BEGIN Provided data

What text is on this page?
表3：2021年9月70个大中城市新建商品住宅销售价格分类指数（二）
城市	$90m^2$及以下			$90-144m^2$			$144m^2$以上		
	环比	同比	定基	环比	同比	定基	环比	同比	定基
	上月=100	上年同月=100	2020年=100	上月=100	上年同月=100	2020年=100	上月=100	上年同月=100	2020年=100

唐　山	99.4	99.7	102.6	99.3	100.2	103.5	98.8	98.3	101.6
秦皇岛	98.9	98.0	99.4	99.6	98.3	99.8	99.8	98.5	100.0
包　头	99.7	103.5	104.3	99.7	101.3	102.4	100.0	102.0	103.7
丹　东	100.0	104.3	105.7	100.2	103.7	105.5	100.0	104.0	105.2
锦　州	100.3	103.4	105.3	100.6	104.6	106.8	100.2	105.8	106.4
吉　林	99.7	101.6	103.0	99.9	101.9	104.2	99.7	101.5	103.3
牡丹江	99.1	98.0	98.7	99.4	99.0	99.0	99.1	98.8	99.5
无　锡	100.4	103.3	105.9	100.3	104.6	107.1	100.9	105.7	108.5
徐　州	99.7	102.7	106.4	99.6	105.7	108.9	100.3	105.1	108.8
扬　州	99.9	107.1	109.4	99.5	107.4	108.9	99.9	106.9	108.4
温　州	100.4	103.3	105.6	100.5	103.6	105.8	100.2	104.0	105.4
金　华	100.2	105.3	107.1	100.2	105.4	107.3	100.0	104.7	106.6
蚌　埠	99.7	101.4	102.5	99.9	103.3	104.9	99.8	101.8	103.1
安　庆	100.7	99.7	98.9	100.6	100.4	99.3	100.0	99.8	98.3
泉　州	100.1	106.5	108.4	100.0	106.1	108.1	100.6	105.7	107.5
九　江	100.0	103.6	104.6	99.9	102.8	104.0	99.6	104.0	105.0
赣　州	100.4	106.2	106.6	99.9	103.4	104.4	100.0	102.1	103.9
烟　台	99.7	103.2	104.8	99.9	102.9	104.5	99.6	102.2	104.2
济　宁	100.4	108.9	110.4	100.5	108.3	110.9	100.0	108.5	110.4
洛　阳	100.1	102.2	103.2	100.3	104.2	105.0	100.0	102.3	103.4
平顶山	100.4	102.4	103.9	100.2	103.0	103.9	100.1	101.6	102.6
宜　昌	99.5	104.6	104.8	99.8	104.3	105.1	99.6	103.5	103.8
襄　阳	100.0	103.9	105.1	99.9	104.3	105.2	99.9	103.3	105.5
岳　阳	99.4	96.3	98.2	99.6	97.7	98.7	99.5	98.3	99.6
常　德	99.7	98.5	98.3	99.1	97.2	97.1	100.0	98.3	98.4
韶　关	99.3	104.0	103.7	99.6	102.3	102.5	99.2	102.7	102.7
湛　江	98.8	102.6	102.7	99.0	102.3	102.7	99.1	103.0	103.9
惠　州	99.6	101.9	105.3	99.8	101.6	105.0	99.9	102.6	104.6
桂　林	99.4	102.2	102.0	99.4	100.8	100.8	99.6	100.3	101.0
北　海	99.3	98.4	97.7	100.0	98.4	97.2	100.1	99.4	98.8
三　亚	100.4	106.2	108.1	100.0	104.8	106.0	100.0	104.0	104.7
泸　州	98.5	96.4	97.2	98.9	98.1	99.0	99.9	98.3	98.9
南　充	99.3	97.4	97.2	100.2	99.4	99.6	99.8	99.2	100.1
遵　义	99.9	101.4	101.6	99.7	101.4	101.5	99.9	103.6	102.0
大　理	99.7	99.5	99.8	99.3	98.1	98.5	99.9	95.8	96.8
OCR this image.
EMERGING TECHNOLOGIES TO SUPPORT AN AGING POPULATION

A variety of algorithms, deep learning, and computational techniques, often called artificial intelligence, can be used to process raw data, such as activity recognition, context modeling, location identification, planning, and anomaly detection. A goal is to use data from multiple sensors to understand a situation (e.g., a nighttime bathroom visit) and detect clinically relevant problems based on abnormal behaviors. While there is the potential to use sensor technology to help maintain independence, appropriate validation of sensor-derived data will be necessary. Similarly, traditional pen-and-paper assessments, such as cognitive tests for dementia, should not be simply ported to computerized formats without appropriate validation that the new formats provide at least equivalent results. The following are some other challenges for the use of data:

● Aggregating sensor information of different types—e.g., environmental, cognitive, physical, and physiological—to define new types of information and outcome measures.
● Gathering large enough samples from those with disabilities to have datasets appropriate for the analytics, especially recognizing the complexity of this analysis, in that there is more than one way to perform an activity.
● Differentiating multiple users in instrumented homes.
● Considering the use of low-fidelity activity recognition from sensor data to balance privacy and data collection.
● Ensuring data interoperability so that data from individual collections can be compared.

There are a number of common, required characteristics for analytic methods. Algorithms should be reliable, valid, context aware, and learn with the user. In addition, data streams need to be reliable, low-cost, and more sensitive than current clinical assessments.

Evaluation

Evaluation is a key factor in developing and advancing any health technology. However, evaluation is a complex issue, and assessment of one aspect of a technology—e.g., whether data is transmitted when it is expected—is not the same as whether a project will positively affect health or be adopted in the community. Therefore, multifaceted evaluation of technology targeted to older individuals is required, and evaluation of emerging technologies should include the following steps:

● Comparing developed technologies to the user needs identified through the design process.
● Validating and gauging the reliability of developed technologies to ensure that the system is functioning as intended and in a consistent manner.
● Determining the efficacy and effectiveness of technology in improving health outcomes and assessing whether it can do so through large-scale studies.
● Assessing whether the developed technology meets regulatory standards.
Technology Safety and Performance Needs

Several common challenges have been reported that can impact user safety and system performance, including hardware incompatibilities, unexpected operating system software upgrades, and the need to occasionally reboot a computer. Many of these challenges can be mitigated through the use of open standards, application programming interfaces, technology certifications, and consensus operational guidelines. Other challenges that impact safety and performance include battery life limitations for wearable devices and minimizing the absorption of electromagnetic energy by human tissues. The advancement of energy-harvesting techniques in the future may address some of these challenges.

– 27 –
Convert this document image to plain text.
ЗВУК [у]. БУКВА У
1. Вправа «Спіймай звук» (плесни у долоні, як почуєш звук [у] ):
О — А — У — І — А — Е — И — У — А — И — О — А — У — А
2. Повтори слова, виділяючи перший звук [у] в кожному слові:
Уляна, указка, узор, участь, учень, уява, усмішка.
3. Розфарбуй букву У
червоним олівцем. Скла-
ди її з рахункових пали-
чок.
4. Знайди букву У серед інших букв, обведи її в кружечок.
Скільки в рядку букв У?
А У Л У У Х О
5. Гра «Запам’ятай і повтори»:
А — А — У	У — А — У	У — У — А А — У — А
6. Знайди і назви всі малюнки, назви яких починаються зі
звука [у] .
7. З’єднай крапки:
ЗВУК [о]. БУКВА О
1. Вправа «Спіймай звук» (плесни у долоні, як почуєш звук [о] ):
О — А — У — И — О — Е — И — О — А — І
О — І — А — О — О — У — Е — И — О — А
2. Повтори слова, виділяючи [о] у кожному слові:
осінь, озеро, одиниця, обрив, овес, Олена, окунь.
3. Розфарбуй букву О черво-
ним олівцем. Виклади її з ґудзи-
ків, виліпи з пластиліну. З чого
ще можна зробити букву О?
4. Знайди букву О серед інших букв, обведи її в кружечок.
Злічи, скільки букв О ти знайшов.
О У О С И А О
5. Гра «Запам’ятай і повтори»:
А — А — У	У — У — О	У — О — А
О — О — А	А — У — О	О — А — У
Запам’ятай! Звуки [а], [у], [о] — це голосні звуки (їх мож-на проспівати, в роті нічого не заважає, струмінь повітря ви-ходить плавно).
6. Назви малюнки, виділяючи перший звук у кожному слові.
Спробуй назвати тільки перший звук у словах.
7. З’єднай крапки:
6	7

END Provided data

_Exercise:_ Write out the full set of records exactly as given.

_Expected answer:_
What text is on this page?
表3：2021年9月70个大中城市新建商品住宅销售价格分类指数（二）
城市	$90m^2$及以下			$90-144m^2$			$144m^2$以上		
	环比	同比	定基	环比	同比	定基	环比	同比	定基
	上月=100	上年同月=100	2020年=100	上月=100	上年同月=100	2020年=100	上月=100	上年同月=100	2020年=100

唐　山	99.4	99.7	102.6	99.3	100.2	103.5	98.8	98.3	101.6
秦皇岛	98.9	98.0	99.4	99.6	98.3	99.8	99.8	98.5	100.0
包　头	99.7	103.5	104.3	99.7	101.3	102.4	100.0	102.0	103.7
丹　东	100.0	104.3	105.7	100.2	103.7	105.5	100.0	104.0	105.2
锦　州	100.3	103.4	105.3	100.6	104.6	106.8	100.2	105.8	106.4
吉　林	99.7	101.6	103.0	99.9	101.9	104.2	99.7	101.5	103.3
牡丹江	99.1	98.0	98.7	99.4	99.0	99.0	99.1	98.8	99.5
无　锡	100.4	103.3	105.9	100.3	104.6	107.1	100.9	105.7	108.5
徐　州	99.7	102.7	106.4	99.6	105.7	108.9	100.3	105.1	108.8
扬　州	99.9	107.1	109.4	99.5	107.4	108.9	99.9	106.9	108.4
温　州	100.4	103.3	105.6	100.5	103.6	105.8	100.2	104.0	105.4
金　华	100.2	105.3	107.1	100.2	105.4	107.3	100.0	104.7	106.6
蚌　埠	99.7	101.4	102.5	99.9	103.3	104.9	99.8	101.8	103.1
安　庆	100.7	99.7	98.9	100.6	100.4	99.3	100.0	99.8	98.3
泉　州	100.1	106.5	108.4	100.0	106.1	108.1	100.6	105.7	107.5
九　江	100.0	103.6	104.6	99.9	102.8	104.0	99.6	104.0	105.0
赣　州	100.4	106.2	106.6	99.9	103.4	104.4	100.0	102.1	103.9
烟　台	99.7	103.2	104.8	99.9	102.9	104.5	99.6	102.2	104.2
济　宁	100.4	108.9	110.4	100.5	108.3	110.9	100.0	108.5	110.4
洛　阳	100.1	102.2	103.2	100.3	104.2	105.0	100.0	102.3	103.4
平顶山	100.4	102.4	103.9	100.2	103.0	103.9	100.1	101.6	102.6
宜　昌	99.5	104.6	104.8	99.8	104.3	105.1	99.6	103.5	103.8
襄　阳	100.0	103.9	105.1	99.9	104.3	105.2	99.9	103.3	105.5
岳　阳	99.4	96.3	98.2	99.6	97.7	98.7	99.5	98.3	99.6
常　德	99.7	98.5	98.3	99.1	97.2	97.1	100.0	98.3	98.4
韶　关	99.3	104.0	103.7	99.6	102.3	102.5	99.2	102.7	102.7
湛　江	98.8	102.6	102.7	99.0	102.3	102.7	99.1	103.0	103.9
惠　州	99.6	101.9	105.3	99.8	101.6	105.0	99.9	102.6	104.6
桂　林	99.4	102.2	102.0	99.4	100.8	100.8	99.6	100.3	101.0
北　海	99.3	98.4	97.7	100.0	98.4	97.2	100.1	99.4	98.8
三　亚	100.4	106.2	108.1	100.0	104.8	106.0	100.0	104.0	104.7
泸　州	98.5	96.4	97.2	98.9	98.1	99.0	99.9	98.3	98.9
南　充	99.3	97.4	97.2	100.2	99.4	99.6	99.8	99.2	100.1
遵　义	99.9	101.4	101.6	99.7	101.4	101.5	99.9	103.6	102.0
大　理	99.7	99.5	99.8	99.3	98.1	98.5	99.9	95.8	96.8
OCR this image.
EMERGING TECHNOLOGIES TO SUPPORT AN AGING POPULATION

A variety of algorithms, deep learning, and computational techniques, often called artificial intelligence, can be used to process raw data, such as activity recognition, context modeling, location identification, planning, and anomaly detection. A goal is to use data from multiple sensors to understand a situation (e.g., a nighttime bathroom visit) and detect clinically relevant problems based on abnormal behaviors. While there is the potential to use sensor technology to help maintain independence, appropriate validation of sensor-derived data will be necessary. Similarly, traditional pen-and-paper assessments, such as cognitive tests for dementia, should not be simply ported to computerized formats without appropriate validation that the new formats provide at least equivalent results. The following are some other challenges for the use of data:

● Aggregating sensor information of different types—e.g., environmental, cognitive, physical, and physiological—to define new types of information and outcome measures.
● Gathering large enough samples from those with disabilities to have datasets appropriate for the analytics, especially recognizing the complexity of this analysis, in that there is more than one way to perform an activity.
● Differentiating multiple users in instrumented homes.
● Considering the use of low-fidelity activity recognition from sensor data to balance privacy and data collection.
● Ensuring data interoperability so that data from individual collections can be compared.

There are a number of common, required characteristics for analytic methods. Algorithms should be reliable, valid, context aware, and learn with the user. In addition, data streams need to be reliable, low-cost, and more sensitive than current clinical assessments.

Evaluation

Evaluation is a key factor in developing and advancing any health technology. However, evaluation is a complex issue, and assessment of one aspect of a technology—e.g., whether data is transmitted when it is expected—is not the same as whether a project will positively affect health or be adopted in the community. Therefore, multifaceted evaluation of technology targeted to older individuals is required, and evaluation of emerging technologies should include the following steps:

● Comparing developed technologies to the user needs identified through the design process.
● Validating and gauging the reliability of developed technologies to ensure that the system is functioning as intended and in a consistent manner.
● Determining the efficacy and effectiveness of technology in improving health outcomes and assessing whether it can do so through large-scale studies.
● Assessing whether the developed technology meets regulatory standards.
Technology Safety and Performance Needs

Several common challenges have been reported that can impact user safety and system performance, including hardware incompatibilities, unexpected operating system software upgrades, and the need to occasionally reboot a computer. Many of these challenges can be mitigated through the use of open standards, application programming interfaces, technology certifications, and consensus operational guidelines. Other challenges that impact safety and performance include battery life limitations for wearable devices and minimizing the absorption of electromagnetic energy by human tissues. The advancement of energy-harvesting techniques in the future may address some of these challenges.

– 27 –
Convert this document image to plain text.
ЗВУК [у]. БУКВА У
1. Вправа «Спіймай звук» (плесни у долоні, як почуєш звук [у] ):
О — А — У — І — А — Е — И — У — А — И — О — А — У — А
2. Повтори слова, виділяючи перший звук [у] в кожному слові:
Уляна, указка, узор, участь, учень, уява, усмішка.
3. Розфарбуй букву У
червоним олівцем. Скла-
ди її з рахункових пали-
чок.
4. Знайди букву У серед інших букв, обведи її в кружечок.
Скільки в рядку букв У?
А У Л У У Х О
5. Гра «Запам’ятай і повтори»:
А — А — У	У — А — У	У — У — А А — У — А
6. Знайди і назви всі малюнки, назви яких починаються зі
звука [у] .
7. З’єднай крапки:
ЗВУК [о]. БУКВА О
1. Вправа «Спіймай звук» (плесни у долоні, як почуєш звук [о] ):
О — А — У — И — О — Е — И — О — А — І
О — І — А — О — О — У — Е — И — О — А
2. Повтори слова, виділяючи [о] у кожному слові:
осінь, озеро, одиниця, обрив, овес, Олена, окунь.
3. Розфарбуй букву О черво-
ним олівцем. Виклади її з ґудзи-
ків, виліпи з пластиліну. З чого
ще можна зробити букву О?
4. Знайди букву О серед інших букв, обведи її в кружечок.
Злічи, скільки букв О ти знайшов.
О У О С И А О
5. Гра «Запам’ятай і повтори»:
А — А — У	У — У — О	У — О — А
О — О — А	А — У — О	О — А — У
Запам’ятай! Звуки [а], [у], [о] — це голосні звуки (їх мож-на проспівати, в роті нічого не заважає, струмінь повітря ви-ходить плавно).
6. Назви малюнки, виділяючи перший звук у кожному слові.
Спробуй назвати тільки перший звук у словах.
7. З’єднай крапки:
6	7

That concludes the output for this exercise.